* **TASK INSTRUCTIONS**: Below are some records; give them all again exactly, but not the pictures.

* **MATERIAL**:
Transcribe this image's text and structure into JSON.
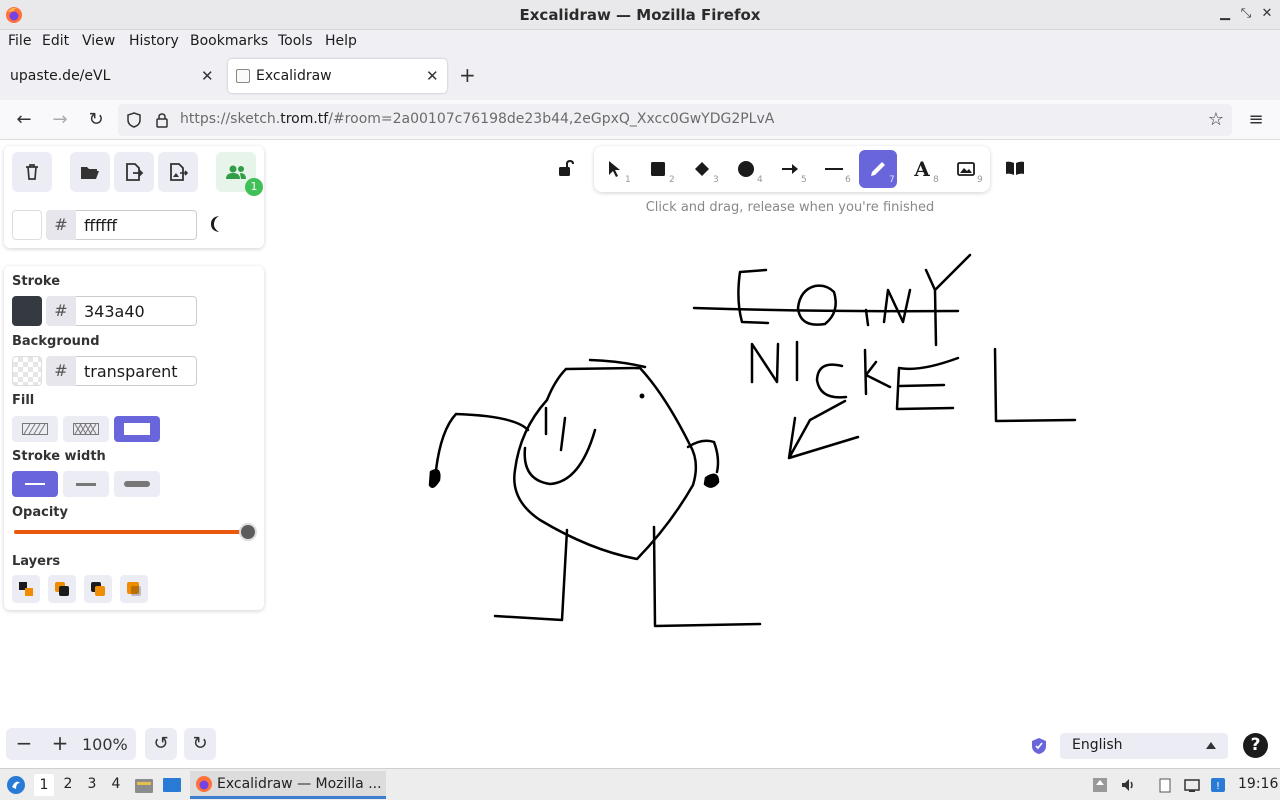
{
  "window": {
    "title": "Excalidraw — Mozilla Firefox"
  },
  "menubar": {
    "items": [
      "File",
      "Edit",
      "View",
      "History",
      "Bookmarks",
      "Tools",
      "Help"
    ]
  },
  "tabs": [
    {
      "label": "upaste.de/eVL",
      "active": false
    },
    {
      "label": "Excalidraw",
      "active": true
    }
  ],
  "navbar": {
    "url_prefix": "https://sketch.",
    "url_host": "trom.tf",
    "url_rest": "/#room=2a00107c76198de23b44,2eGpxQ_Xxcc0GwYDG2PLvA"
  },
  "canvas_panel": {
    "bg_hash": "#",
    "bg_value": "ffffff",
    "collaborators_count": "1"
  },
  "props": {
    "stroke_label": "Stroke",
    "stroke_hash": "#",
    "stroke_value": "343a40",
    "stroke_color": "#343a40",
    "background_label": "Background",
    "background_hash": "#",
    "background_value": "transparent",
    "fill_label": "Fill",
    "fill_options": [
      "hachure",
      "cross-hatch",
      "solid"
    ],
    "fill_selected": "solid",
    "stroke_width_label": "Stroke width",
    "stroke_width_options": [
      "thin",
      "bold",
      "extra-bold"
    ],
    "stroke_width_selected": "thin",
    "opacity_label": "Opacity",
    "opacity_value": 1.0,
    "layers_label": "Layers"
  },
  "toolbar": {
    "tools": [
      {
        "name": "selection",
        "num": "1"
      },
      {
        "name": "rectangle",
        "num": "2"
      },
      {
        "name": "diamond",
        "num": "3"
      },
      {
        "name": "ellipse",
        "num": "4"
      },
      {
        "name": "arrow",
        "num": "5"
      },
      {
        "name": "line",
        "num": "6"
      },
      {
        "name": "draw",
        "num": "7",
        "selected": true
      },
      {
        "name": "text",
        "num": "8"
      },
      {
        "name": "image",
        "num": "9"
      }
    ],
    "hint": "Click and drag, release when you're finished",
    "accent": "#6965db"
  },
  "footer": {
    "zoom": "100%",
    "language": "English"
  },
  "taskbar": {
    "workspaces": [
      "1",
      "2",
      "3",
      "4"
    ],
    "current_workspace": "1",
    "task_label": "Excalidraw — Mozilla ...",
    "clock": "19:16"
  }
}
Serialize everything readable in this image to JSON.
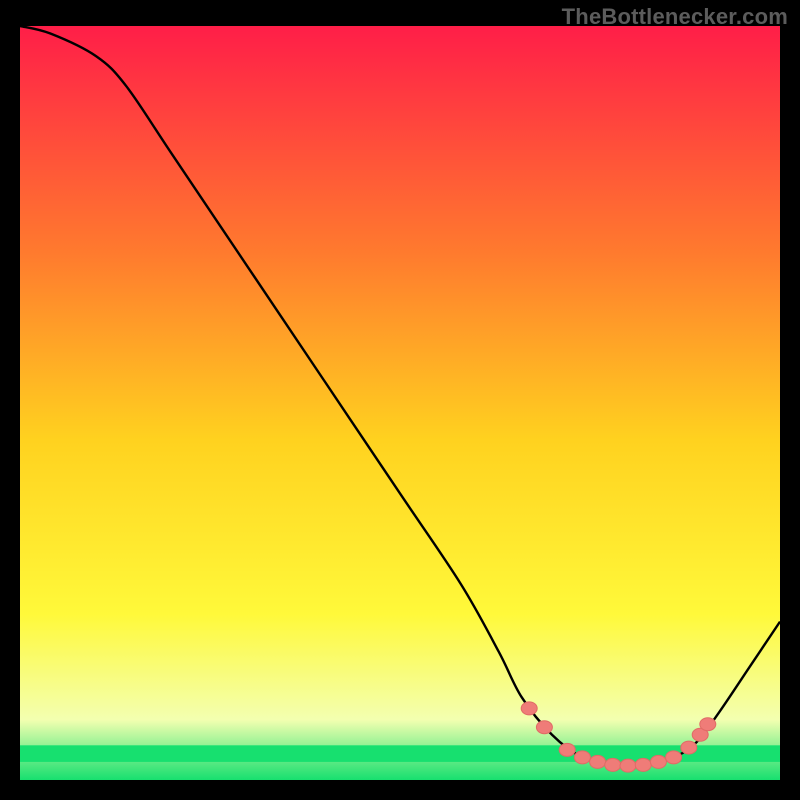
{
  "watermark": "TheBottlenecker.com",
  "colors": {
    "gradient_top": "#ff1e48",
    "gradient_mid1": "#ff7a2e",
    "gradient_mid2": "#ffd21f",
    "gradient_mid3": "#fff93a",
    "gradient_low": "#f3ffb0",
    "gradient_bottom": "#17e06f",
    "curve": "#000000",
    "marker_fill": "#ef7c78",
    "marker_stroke": "#e06b66"
  },
  "chart_data": {
    "type": "line",
    "title": "",
    "xlabel": "",
    "ylabel": "",
    "xlim": [
      0,
      100
    ],
    "ylim": [
      0,
      100
    ],
    "curve": [
      {
        "x": 0,
        "y": 100
      },
      {
        "x": 4,
        "y": 99
      },
      {
        "x": 10,
        "y": 96
      },
      {
        "x": 14,
        "y": 92
      },
      {
        "x": 20,
        "y": 83
      },
      {
        "x": 30,
        "y": 68
      },
      {
        "x": 40,
        "y": 53
      },
      {
        "x": 50,
        "y": 38
      },
      {
        "x": 58,
        "y": 26
      },
      {
        "x": 63,
        "y": 17
      },
      {
        "x": 66,
        "y": 11
      },
      {
        "x": 70,
        "y": 6
      },
      {
        "x": 74,
        "y": 3
      },
      {
        "x": 78,
        "y": 2
      },
      {
        "x": 82,
        "y": 2
      },
      {
        "x": 86,
        "y": 3
      },
      {
        "x": 89,
        "y": 5
      },
      {
        "x": 92,
        "y": 9
      },
      {
        "x": 96,
        "y": 15
      },
      {
        "x": 100,
        "y": 21
      }
    ],
    "markers": [
      {
        "x": 67,
        "y": 9.5
      },
      {
        "x": 69,
        "y": 7
      },
      {
        "x": 72,
        "y": 4
      },
      {
        "x": 74,
        "y": 3
      },
      {
        "x": 76,
        "y": 2.4
      },
      {
        "x": 78,
        "y": 2
      },
      {
        "x": 80,
        "y": 1.9
      },
      {
        "x": 82,
        "y": 2
      },
      {
        "x": 84,
        "y": 2.4
      },
      {
        "x": 86,
        "y": 3
      },
      {
        "x": 88,
        "y": 4.3
      },
      {
        "x": 89.5,
        "y": 6
      },
      {
        "x": 90.5,
        "y": 7.4
      }
    ],
    "green_band": {
      "y0": 2.4,
      "y1": 4.6
    }
  }
}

* **ANSWER TO THIS EXERCISE**:
Transcribe this image's text and structure into JSON.
{
  "window": {
    "title": "Excalidraw — Mozilla Firefox"
  },
  "menubar": {
    "items": [
      "File",
      "Edit",
      "View",
      "History",
      "Bookmarks",
      "Tools",
      "Help"
    ]
  },
  "tabs": [
    {
      "label": "upaste.de/eVL",
      "active": false
    },
    {
      "label": "Excalidraw",
      "active": true
    }
  ],
  "navbar": {
    "url_prefix": "https://sketch.",
    "url_host": "trom.tf",
    "url_rest": "/#room=2a00107c76198de23b44,2eGpxQ_Xxcc0GwYDG2PLvA"
  },
  "canvas_panel": {
    "bg_hash": "#",
    "bg_value": "ffffff",
    "collaborators_count": "1"
  },
  "props": {
    "stroke_label": "Stroke",
    "stroke_hash": "#",
    "stroke_value": "343a40",
    "stroke_color": "#343a40",
    "background_label": "Background",
    "background_hash": "#",
    "background_value": "transparent",
    "fill_label": "Fill",
    "fill_options": [
      "hachure",
      "cross-hatch",
      "solid"
    ],
    "fill_selected": "solid",
    "stroke_width_label": "Stroke width",
    "stroke_width_options": [
      "thin",
      "bold",
      "extra-bold"
    ],
    "stroke_width_selected": "thin",
    "opacity_label": "Opacity",
    "opacity_value": 1.0,
    "layers_label": "Layers"
  },
  "toolbar": {
    "tools": [
      {
        "name": "selection",
        "num": "1"
      },
      {
        "name": "rectangle",
        "num": "2"
      },
      {
        "name": "diamond",
        "num": "3"
      },
      {
        "name": "ellipse",
        "num": "4"
      },
      {
        "name": "arrow",
        "num": "5"
      },
      {
        "name": "line",
        "num": "6"
      },
      {
        "name": "draw",
        "num": "7",
        "selected": true
      },
      {
        "name": "text",
        "num": "8"
      },
      {
        "name": "image",
        "num": "9"
      }
    ],
    "hint": "Click and drag, release when you're finished",
    "accent": "#6965db"
  },
  "footer": {
    "zoom": "100%",
    "language": "English"
  },
  "taskbar": {
    "workspaces": [
      "1",
      "2",
      "3",
      "4"
    ],
    "current_workspace": "1",
    "task_label": "Excalidraw — Mozilla ...",
    "clock": "19:16"
  }
}
Serialize everything readable in this image to JSON.
{
  "watermark": "TheBottlenecker.com",
  "colors": {
    "gradient_top": "#ff1e48",
    "gradient_mid1": "#ff7a2e",
    "gradient_mid2": "#ffd21f",
    "gradient_mid3": "#fff93a",
    "gradient_low": "#f3ffb0",
    "gradient_bottom": "#17e06f",
    "curve": "#000000",
    "marker_fill": "#ef7c78",
    "marker_stroke": "#e06b66"
  },
  "chart_data": {
    "type": "line",
    "title": "",
    "xlabel": "",
    "ylabel": "",
    "xlim": [
      0,
      100
    ],
    "ylim": [
      0,
      100
    ],
    "curve": [
      {
        "x": 0,
        "y": 100
      },
      {
        "x": 4,
        "y": 99
      },
      {
        "x": 10,
        "y": 96
      },
      {
        "x": 14,
        "y": 92
      },
      {
        "x": 20,
        "y": 83
      },
      {
        "x": 30,
        "y": 68
      },
      {
        "x": 40,
        "y": 53
      },
      {
        "x": 50,
        "y": 38
      },
      {
        "x": 58,
        "y": 26
      },
      {
        "x": 63,
        "y": 17
      },
      {
        "x": 66,
        "y": 11
      },
      {
        "x": 70,
        "y": 6
      },
      {
        "x": 74,
        "y": 3
      },
      {
        "x": 78,
        "y": 2
      },
      {
        "x": 82,
        "y": 2
      },
      {
        "x": 86,
        "y": 3
      },
      {
        "x": 89,
        "y": 5
      },
      {
        "x": 92,
        "y": 9
      },
      {
        "x": 96,
        "y": 15
      },
      {
        "x": 100,
        "y": 21
      }
    ],
    "markers": [
      {
        "x": 67,
        "y": 9.5
      },
      {
        "x": 69,
        "y": 7
      },
      {
        "x": 72,
        "y": 4
      },
      {
        "x": 74,
        "y": 3
      },
      {
        "x": 76,
        "y": 2.4
      },
      {
        "x": 78,
        "y": 2
      },
      {
        "x": 80,
        "y": 1.9
      },
      {
        "x": 82,
        "y": 2
      },
      {
        "x": 84,
        "y": 2.4
      },
      {
        "x": 86,
        "y": 3
      },
      {
        "x": 88,
        "y": 4.3
      },
      {
        "x": 89.5,
        "y": 6
      },
      {
        "x": 90.5,
        "y": 7.4
      }
    ],
    "green_band": {
      "y0": 2.4,
      "y1": 4.6
    }
  }
}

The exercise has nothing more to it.